AIM OF THE EXERCISE: Go through the data below and copy it exactly, skipping every picture.
--
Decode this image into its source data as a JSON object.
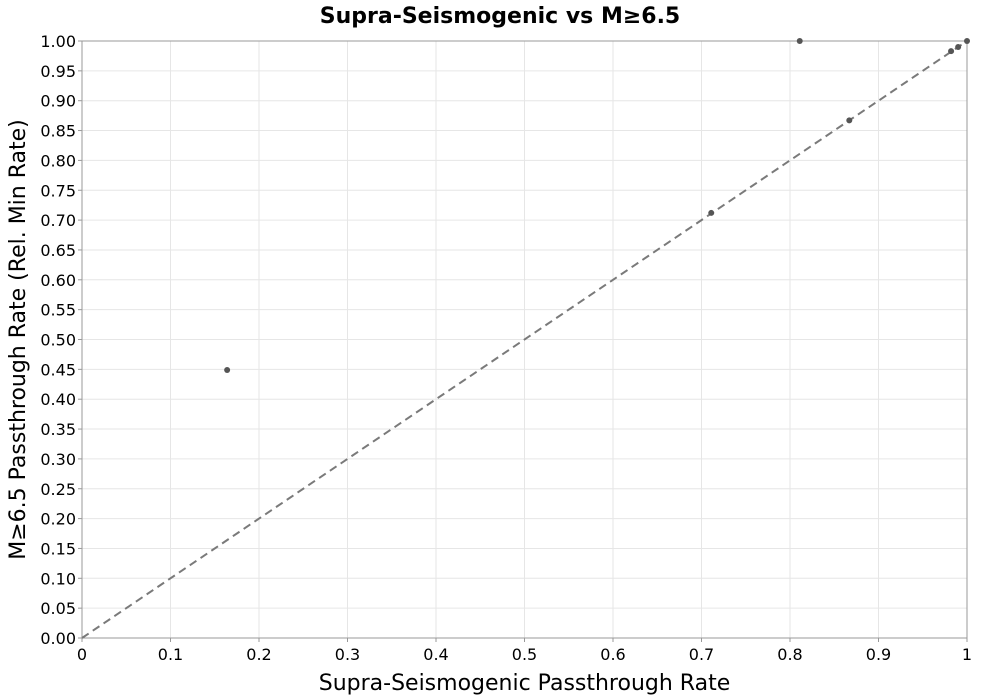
{
  "chart_data": {
    "type": "scatter",
    "title": "Supra-Seismogenic vs M≥6.5",
    "xlabel": "Supra-Seismogenic Passthrough Rate",
    "ylabel": "M≥6.5 Passthrough Rate (Rel. Min Rate)",
    "xlim": [
      0,
      1
    ],
    "ylim": [
      0,
      1
    ],
    "x_ticks": [
      "0",
      "0.1",
      "0.2",
      "0.3",
      "0.4",
      "0.5",
      "0.6",
      "0.7",
      "0.8",
      "0.9",
      "1"
    ],
    "y_ticks": [
      "0.00",
      "0.05",
      "0.10",
      "0.15",
      "0.20",
      "0.25",
      "0.30",
      "0.35",
      "0.40",
      "0.45",
      "0.50",
      "0.55",
      "0.60",
      "0.65",
      "0.70",
      "0.75",
      "0.80",
      "0.85",
      "0.90",
      "0.95",
      "1.00"
    ],
    "grid": true,
    "reference_line": {
      "style": "dashed",
      "from": [
        0,
        0
      ],
      "to": [
        1,
        1
      ],
      "color": "#7a7a7a"
    },
    "point_color": "#555555",
    "series": [
      {
        "x": [
          0.164,
          0.711,
          0.811,
          0.867,
          0.982,
          0.99,
          1.0
        ],
        "y": [
          0.449,
          0.712,
          1.0,
          0.867,
          0.983,
          0.99,
          1.0
        ]
      }
    ]
  }
}
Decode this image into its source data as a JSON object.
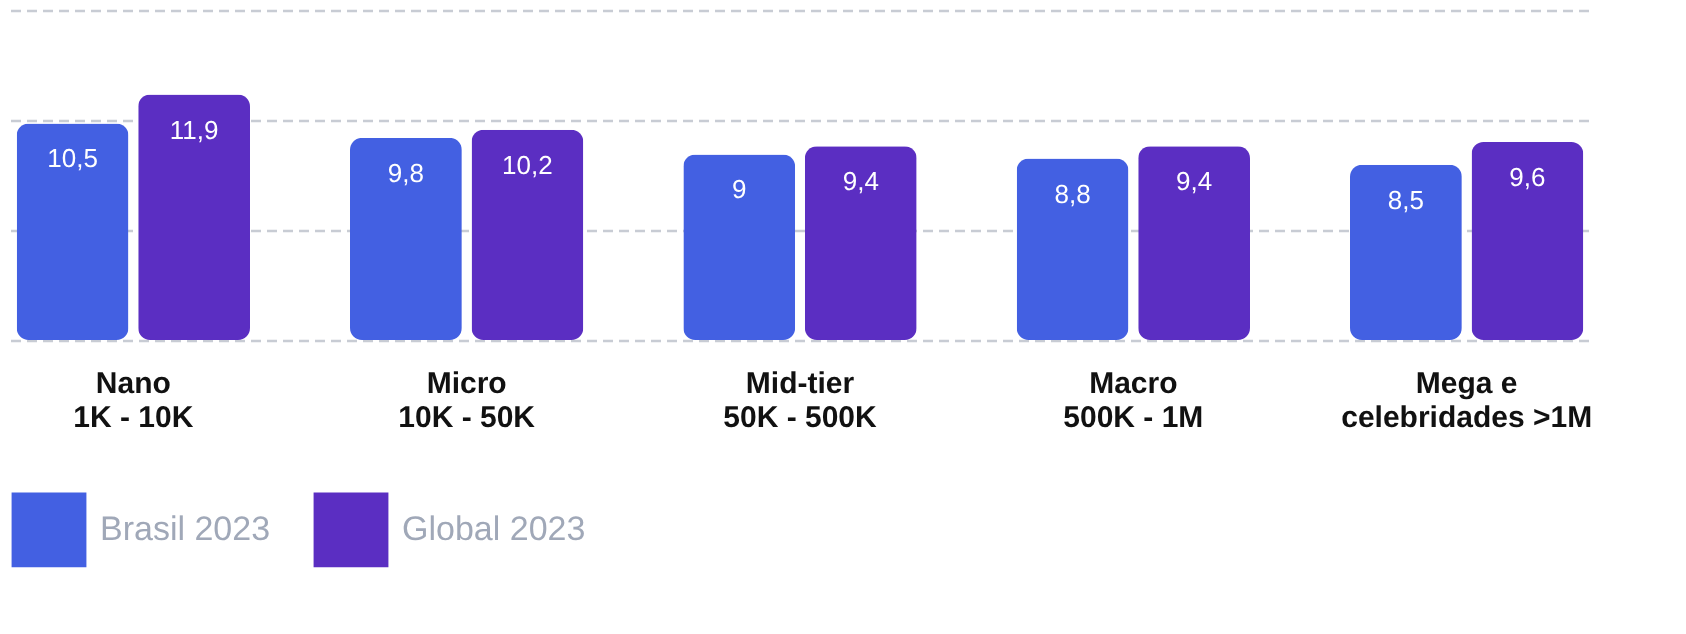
{
  "chart_data": {
    "type": "bar",
    "categories": [
      "Nano\n1K - 10K",
      "Micro\n10K - 50K",
      "Mid-tier\n50K - 500K",
      "Macro\n500K - 1M",
      "Mega e\ncelebridades >1M"
    ],
    "series": [
      {
        "name": "Brasil 2023",
        "color": "#4360e2",
        "values": [
          10.5,
          9.8,
          9,
          8.8,
          8.5
        ],
        "value_labels": [
          "10,5",
          "9,8",
          "9",
          "8,8",
          "8,5"
        ]
      },
      {
        "name": "Global 2023",
        "color": "#5b2ec2",
        "values": [
          11.9,
          10.2,
          9.4,
          9.4,
          9.6
        ],
        "value_labels": [
          "11,9",
          "10,2",
          "9,4",
          "9,4",
          "9,6"
        ]
      }
    ],
    "ylim": [
      0,
      16
    ],
    "yticks": [
      {
        "value": 0,
        "label": null
      },
      {
        "value": 5.3,
        "label": null
      },
      {
        "value": 10.7,
        "label": null
      },
      {
        "value": 16,
        "label": null
      }
    ],
    "grid": "y",
    "legend": "bottom left",
    "tick_labels": "x"
  }
}
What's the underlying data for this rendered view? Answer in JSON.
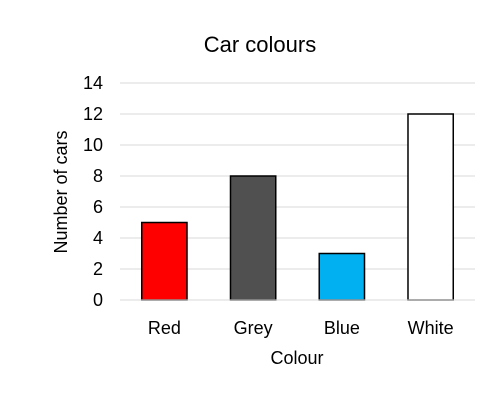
{
  "chart_data": {
    "type": "bar",
    "title": "Car colours",
    "xlabel": "Colour",
    "ylabel": "Number of cars",
    "categories": [
      "Red",
      "Grey",
      "Blue",
      "White"
    ],
    "values": [
      5,
      8,
      3,
      12
    ],
    "colors": [
      "#ff0000",
      "#505050",
      "#00b0f0",
      "#ffffff"
    ],
    "ylim": [
      0,
      14
    ],
    "yticks": [
      "0",
      "2",
      "4",
      "6",
      "8",
      "10",
      "12",
      "14"
    ],
    "grid": true,
    "legend": "none"
  }
}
--
ANSWER TO THE PROBLEM:
Decode this image into its source data as a JSON object.
{
  "chart_data": {
    "type": "scatter",
    "title": "Supra-Seismogenic vs M≥6.5",
    "xlabel": "Supra-Seismogenic Passthrough Rate",
    "ylabel": "M≥6.5 Passthrough Rate (Rel. Min Rate)",
    "xlim": [
      0,
      1
    ],
    "ylim": [
      0,
      1
    ],
    "x_ticks": [
      "0",
      "0.1",
      "0.2",
      "0.3",
      "0.4",
      "0.5",
      "0.6",
      "0.7",
      "0.8",
      "0.9",
      "1"
    ],
    "y_ticks": [
      "0.00",
      "0.05",
      "0.10",
      "0.15",
      "0.20",
      "0.25",
      "0.30",
      "0.35",
      "0.40",
      "0.45",
      "0.50",
      "0.55",
      "0.60",
      "0.65",
      "0.70",
      "0.75",
      "0.80",
      "0.85",
      "0.90",
      "0.95",
      "1.00"
    ],
    "grid": true,
    "reference_line": {
      "style": "dashed",
      "from": [
        0,
        0
      ],
      "to": [
        1,
        1
      ],
      "color": "#7a7a7a"
    },
    "point_color": "#555555",
    "series": [
      {
        "x": [
          0.164,
          0.711,
          0.811,
          0.867,
          0.982,
          0.99,
          1.0
        ],
        "y": [
          0.449,
          0.712,
          1.0,
          0.867,
          0.983,
          0.99,
          1.0
        ]
      }
    ]
  }
}
Decode this image into its source data as a JSON object.
{
  "chart_data": {
    "type": "bar",
    "categories": [
      "Nano\n1K - 10K",
      "Micro\n10K - 50K",
      "Mid-tier\n50K - 500K",
      "Macro\n500K - 1M",
      "Mega e\ncelebridades >1M"
    ],
    "series": [
      {
        "name": "Brasil 2023",
        "color": "#4360e2",
        "values": [
          10.5,
          9.8,
          9,
          8.8,
          8.5
        ],
        "value_labels": [
          "10,5",
          "9,8",
          "9",
          "8,8",
          "8,5"
        ]
      },
      {
        "name": "Global 2023",
        "color": "#5b2ec2",
        "values": [
          11.9,
          10.2,
          9.4,
          9.4,
          9.6
        ],
        "value_labels": [
          "11,9",
          "10,2",
          "9,4",
          "9,4",
          "9,6"
        ]
      }
    ],
    "ylim": [
      0,
      16
    ],
    "yticks": [
      {
        "value": 0,
        "label": null
      },
      {
        "value": 5.3,
        "label": null
      },
      {
        "value": 10.7,
        "label": null
      },
      {
        "value": 16,
        "label": null
      }
    ],
    "grid": "y",
    "legend": "bottom left",
    "tick_labels": "x"
  }
}
What's the underlying data for this rendered view? Answer in JSON.
{
  "chart_data": {
    "type": "bar",
    "title": "Car colours",
    "xlabel": "Colour",
    "ylabel": "Number of cars",
    "categories": [
      "Red",
      "Grey",
      "Blue",
      "White"
    ],
    "values": [
      5,
      8,
      3,
      12
    ],
    "colors": [
      "#ff0000",
      "#505050",
      "#00b0f0",
      "#ffffff"
    ],
    "ylim": [
      0,
      14
    ],
    "yticks": [
      "0",
      "2",
      "4",
      "6",
      "8",
      "10",
      "12",
      "14"
    ],
    "grid": true,
    "legend": "none"
  }
}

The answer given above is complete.